The input start
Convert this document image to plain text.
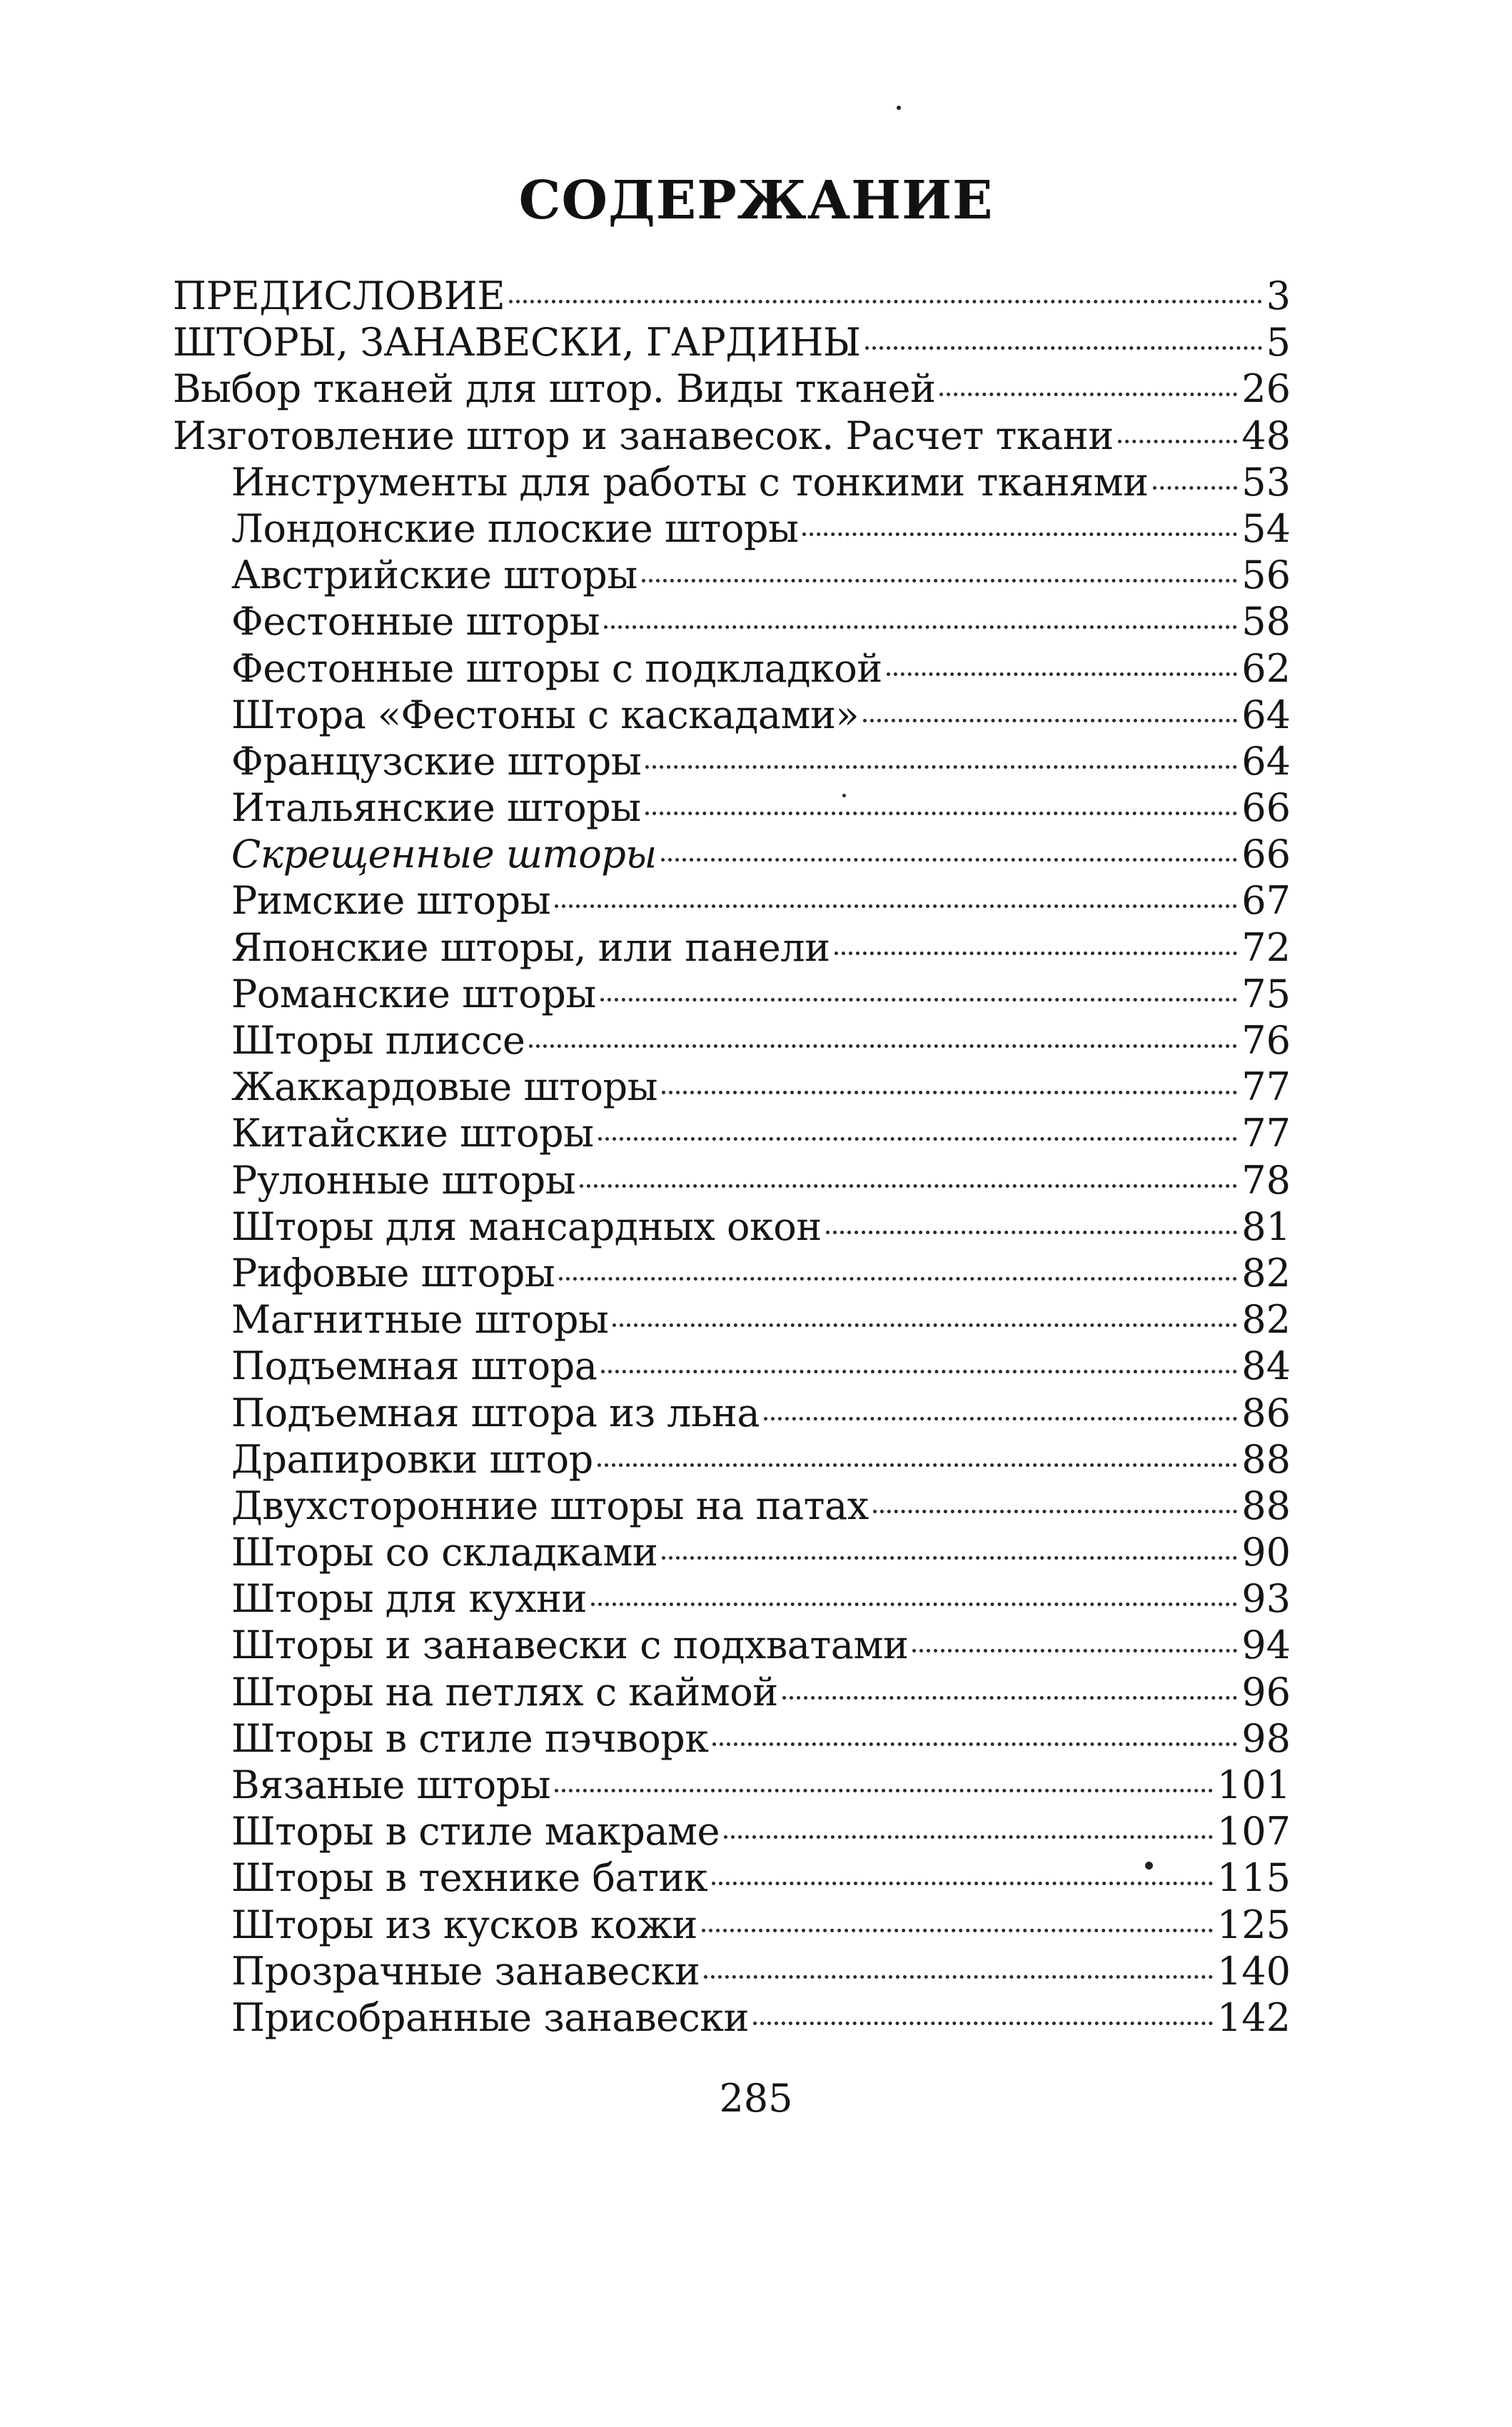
СОДЕРЖАНИЕ
ПРЕДИСЛОВИЕ	3
ШТОРЫ, ЗАНАВЕСКИ, ГАРДИНЫ	5
Выбор тканей для штор. Виды тканей	26
Изготовление штор и занавесок. Расчет ткани	48
Инструменты для работы с тонкими тканями 53
Лондонские плоские шторы	54
Австрийские шторы	56
Фестонные шторы	58
Фестонные шторы с подкладкой	62
Штора «Фестоны с каскадами»	64
Французские шторы	64
Итальянские шторы	66
Скрещенные шторы	66
Римские шторы	67
Японские шторы, или панели	72
Романские шторы	75
Шторы плиссе	76
Жаккардовые шторы	77
Китайские шторы	77
Рулонные шторы	78
Шторы для мансардных окон	81
Рифовые шторы	82
Магнитные шторы	82
Подъемная штора	84
Подъемная штора из льна	86
Драпировки штор	88
Двухсторонние шторы на патах	88
Шторы со складками	90
Шторы для кухни	93
Шторы и занавески с подхватами	94
Шторы на петлях с каймой	96
Шторы в стиле пэчворк	98
Вязаные шторы	101
Шторы в стиле макраме	107
Шторы в технике батик	115
Шторы из кусков кожи	125
Прозрачные занавески	140
Присобранные занавески	142
285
The input end
#### Aim
Filter the listing for the word "Фестонные" and copy every line that holds it.

#### Response to this task
Фестонные шторы	58
Фестонные шторы с подкладкой	62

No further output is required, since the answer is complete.